## Input data:
------------------------
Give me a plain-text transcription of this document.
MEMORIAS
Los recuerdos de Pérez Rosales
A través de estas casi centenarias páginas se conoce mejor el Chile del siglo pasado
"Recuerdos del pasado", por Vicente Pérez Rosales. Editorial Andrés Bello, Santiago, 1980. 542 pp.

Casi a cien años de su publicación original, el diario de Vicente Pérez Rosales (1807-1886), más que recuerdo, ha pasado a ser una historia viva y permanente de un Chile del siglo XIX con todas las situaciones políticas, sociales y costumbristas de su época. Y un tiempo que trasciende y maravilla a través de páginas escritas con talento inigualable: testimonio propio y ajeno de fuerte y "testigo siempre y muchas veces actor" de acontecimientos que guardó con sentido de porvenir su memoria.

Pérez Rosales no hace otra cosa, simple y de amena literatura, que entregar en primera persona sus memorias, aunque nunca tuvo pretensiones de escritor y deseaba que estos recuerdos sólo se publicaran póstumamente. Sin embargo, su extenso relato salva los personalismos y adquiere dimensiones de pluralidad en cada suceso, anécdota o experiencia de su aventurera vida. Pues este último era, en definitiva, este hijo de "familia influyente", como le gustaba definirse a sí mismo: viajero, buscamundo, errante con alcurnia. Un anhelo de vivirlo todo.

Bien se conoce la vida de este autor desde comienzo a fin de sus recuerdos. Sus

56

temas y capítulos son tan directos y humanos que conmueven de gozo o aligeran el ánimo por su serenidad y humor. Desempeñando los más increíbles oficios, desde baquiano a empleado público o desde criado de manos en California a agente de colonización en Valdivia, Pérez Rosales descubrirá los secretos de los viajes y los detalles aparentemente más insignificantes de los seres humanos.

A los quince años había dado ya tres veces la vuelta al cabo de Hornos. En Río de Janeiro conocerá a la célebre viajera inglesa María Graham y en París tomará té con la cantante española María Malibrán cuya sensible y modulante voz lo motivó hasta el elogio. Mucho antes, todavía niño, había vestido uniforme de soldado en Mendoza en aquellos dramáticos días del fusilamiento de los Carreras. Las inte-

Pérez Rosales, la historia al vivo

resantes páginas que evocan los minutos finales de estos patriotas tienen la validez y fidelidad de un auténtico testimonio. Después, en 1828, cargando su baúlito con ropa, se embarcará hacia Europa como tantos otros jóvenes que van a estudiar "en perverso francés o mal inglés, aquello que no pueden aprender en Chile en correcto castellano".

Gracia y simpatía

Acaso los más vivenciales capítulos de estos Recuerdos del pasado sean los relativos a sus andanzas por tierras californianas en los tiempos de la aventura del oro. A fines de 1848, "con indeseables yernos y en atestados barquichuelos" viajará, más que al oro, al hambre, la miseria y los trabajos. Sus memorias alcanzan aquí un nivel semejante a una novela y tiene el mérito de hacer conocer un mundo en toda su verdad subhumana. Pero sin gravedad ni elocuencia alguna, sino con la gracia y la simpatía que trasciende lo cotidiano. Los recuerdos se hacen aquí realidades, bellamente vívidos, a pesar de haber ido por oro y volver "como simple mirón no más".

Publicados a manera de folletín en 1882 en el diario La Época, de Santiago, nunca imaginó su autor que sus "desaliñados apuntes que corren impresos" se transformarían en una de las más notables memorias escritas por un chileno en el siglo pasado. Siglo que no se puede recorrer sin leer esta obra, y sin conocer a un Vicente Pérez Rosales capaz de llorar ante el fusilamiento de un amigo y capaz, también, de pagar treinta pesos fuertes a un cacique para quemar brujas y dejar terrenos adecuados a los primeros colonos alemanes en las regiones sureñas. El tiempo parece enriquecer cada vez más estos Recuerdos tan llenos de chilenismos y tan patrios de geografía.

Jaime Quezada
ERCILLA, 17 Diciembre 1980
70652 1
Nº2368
------------------------
## Exercise requirements:
Go through the listing above and report how many of its lines contain the word "desde", with only the number as output.

## Answer:
2